Instructions to follow:
Copy out the lines in the records exactly, starting at the line that contains "summary-cell[interactable]: 0.6 [1192, 70, 1374, 111]" and stopping after the line that contains "task-score-cell[interactable]: 0.5 [828, 218, 1010, 285]".

Materials provided:
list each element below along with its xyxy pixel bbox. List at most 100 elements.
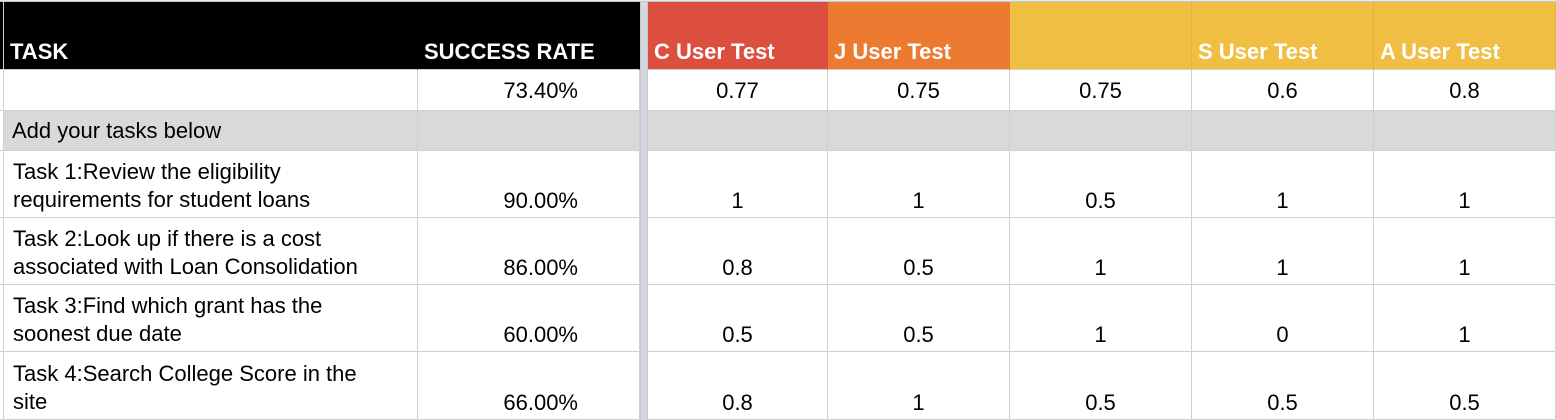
summary-cell[interactable]: 0.6 [1192, 70, 1374, 111]
task-score: 1 [731, 188, 744, 213]
task-score-cell[interactable]: 0.8 [648, 352, 828, 420]
task-score-cell[interactable]: 0.5 [648, 285, 828, 352]
task-score-cell[interactable]: 0.5 [828, 218, 1010, 285]
summary-task-cell[interactable] [4, 70, 418, 111]
task-score: 1 [1094, 322, 1107, 347]
task-name-line: associated with Loan Consolidation [13, 254, 358, 279]
section-label: Add your tasks below [12, 117, 222, 143]
row-edge [0, 285, 4, 352]
task-score-cell[interactable]: 0.8 [648, 218, 828, 285]
summary-value: 0.8 [1449, 78, 1480, 103]
task-name-cell[interactable]: Task 2:Look up if there is a cost associ… [4, 218, 418, 285]
task-score: 1 [1458, 255, 1471, 280]
task-score-cell[interactable]: 1 [1192, 151, 1374, 218]
task-name-line: site [13, 389, 48, 414]
summary-cell[interactable]: 0.75 [828, 70, 1010, 111]
task-score: 0.5 [1449, 390, 1480, 415]
section-cell[interactable] [828, 111, 1010, 151]
task-score-cell[interactable]: 0 [1192, 285, 1374, 352]
row-edge [0, 111, 4, 151]
task-name-line: soonest due date [13, 321, 182, 346]
task-score: 0.5 [1267, 390, 1298, 415]
summary-cell[interactable]: 0.77 [648, 70, 828, 111]
header-success-rate[interactable]: SUCCESS RATE [418, 2, 640, 70]
task-score-cell[interactable]: 1 [1374, 285, 1556, 352]
task-name-line: Task 2:Look up if there is a cost [13, 226, 322, 251]
task-score-cell[interactable]: 0.5 [828, 285, 1010, 352]
task-score: 0.5 [903, 322, 934, 347]
header-tester-a[interactable]: A User Test [1374, 2, 1556, 70]
task-score-cell[interactable]: 0.5 [1010, 151, 1192, 218]
summary-value: 0.77 [716, 78, 759, 103]
task-score: 0.8 [722, 255, 753, 280]
summary-value: 0.75 [897, 78, 940, 103]
top-strip [0, 0, 1556, 2]
section-cell[interactable] [1010, 111, 1192, 151]
task-score: 0 [1276, 322, 1289, 347]
task-score-cell[interactable]: 1 [1010, 285, 1192, 352]
task-name-line: requirements for student loans [13, 187, 311, 212]
task-success-rate-value: 60.00% [503, 322, 578, 347]
section-label-cell[interactable]: Add your tasks below [4, 111, 418, 151]
task-score: 1 [912, 390, 925, 415]
task-name-cell[interactable]: Task 3:Find which grant has the soonest … [4, 285, 418, 352]
summary-success-rate-value: 73.40% [503, 78, 578, 103]
task-name-line: Task 3:Find which grant has the [13, 293, 323, 318]
summary-cell[interactable]: 0.75 [1010, 70, 1192, 111]
task-success-rate[interactable]: 66.00% [418, 352, 640, 420]
task-name-cell[interactable]: Task 4:Search College Score in the site [4, 352, 418, 420]
section-cell[interactable] [648, 111, 828, 151]
summary-success-rate[interactable]: 73.40% [418, 70, 640, 111]
task-success-rate[interactable]: 60.00% [418, 285, 640, 352]
task-name-line: Task 1:Review the eligibility [13, 159, 281, 184]
task-score: 0.5 [903, 255, 934, 280]
summary-value: 0.75 [1079, 78, 1122, 103]
header-tester-label: J User Test [834, 39, 951, 64]
task-score: 0.5 [1085, 390, 1116, 415]
task-score-cell[interactable]: 1 [1010, 218, 1192, 285]
task-score-cell[interactable]: 0.5 [1374, 352, 1556, 420]
row-edge [0, 70, 4, 111]
row-edge [0, 218, 4, 285]
header-task-label: TASK [10, 39, 69, 64]
task-score: 0.5 [722, 322, 753, 347]
task-name-line: Task 4:Search College Score in the [13, 361, 357, 386]
row-edge [0, 151, 4, 218]
task-score-cell[interactable]: 1 [1192, 218, 1374, 285]
task-score: 1 [1276, 255, 1289, 280]
task-score-cell[interactable]: 1 [1374, 151, 1556, 218]
task-success-rate-value: 66.00% [503, 390, 578, 415]
task-score-cell[interactable]: 1 [1374, 218, 1556, 285]
task-success-rate-value: 90.00% [503, 188, 578, 213]
frozen-column-divider[interactable] [640, 2, 648, 420]
task-score-cell[interactable]: 1 [828, 352, 1010, 420]
header-success-rate-label: SUCCESS RATE [424, 39, 595, 64]
summary-cell[interactable]: 0.8 [1374, 70, 1556, 111]
header-tester-blank[interactable] [1010, 2, 1192, 70]
header-tester-label: C User Test [654, 39, 775, 64]
task-score-cell[interactable]: 1 [828, 151, 1010, 218]
section-cell[interactable] [1192, 111, 1374, 151]
task-name-cell[interactable]: Task 1:Review the eligibility requiremen… [4, 151, 418, 218]
task-success-rate-value: 86.00% [503, 255, 578, 280]
section-cell[interactable] [418, 111, 640, 151]
task-score: 0.5 [1085, 188, 1116, 213]
summary-value: 0.6 [1267, 78, 1298, 103]
task-score-cell[interactable]: 0.5 [1192, 352, 1374, 420]
row-edge [0, 2, 4, 70]
task-score-cell[interactable]: 1 [648, 151, 828, 218]
header-tester-label: A User Test [1380, 39, 1500, 64]
task-success-rate[interactable]: 86.00% [418, 218, 640, 285]
task-score-cell[interactable]: 0.5 [1010, 352, 1192, 420]
task-score: 1 [1276, 188, 1289, 213]
header-tester-label: S User Test [1198, 39, 1318, 64]
section-cell[interactable] [1374, 111, 1556, 151]
header-tester-c[interactable]: C User Test [648, 2, 828, 70]
header-task[interactable]: TASK [4, 2, 418, 70]
task-score: 1 [1458, 188, 1471, 213]
header-tester-j[interactable]: J User Test [828, 2, 1010, 70]
header-tester-s[interactable]: S User Test [1192, 2, 1374, 70]
task-score: 1 [1458, 322, 1471, 347]
task-success-rate[interactable]: 90.00% [418, 151, 640, 218]
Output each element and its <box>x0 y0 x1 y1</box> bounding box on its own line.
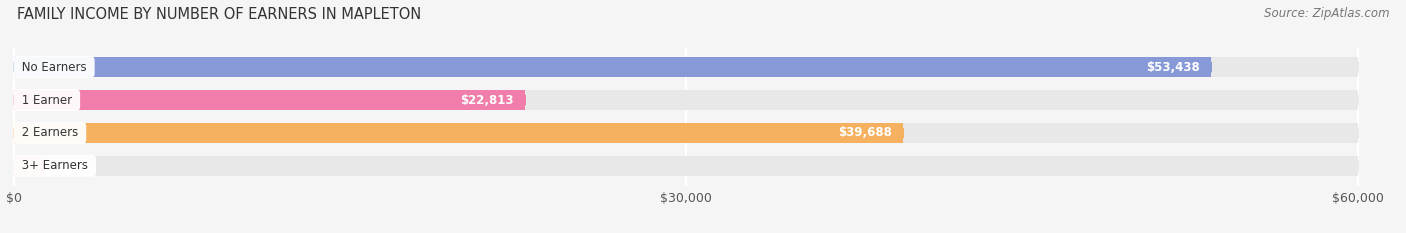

Exercise solution:
summary-cell[interactable]: 0.6 [1192, 70, 1374, 111]
task-score: 1 [731, 188, 744, 213]
task-score-cell[interactable]: 0.8 [648, 352, 828, 420]
task-score-cell[interactable]: 0.5 [648, 285, 828, 352]
task-score-cell[interactable]: 0.5 [828, 218, 1010, 285]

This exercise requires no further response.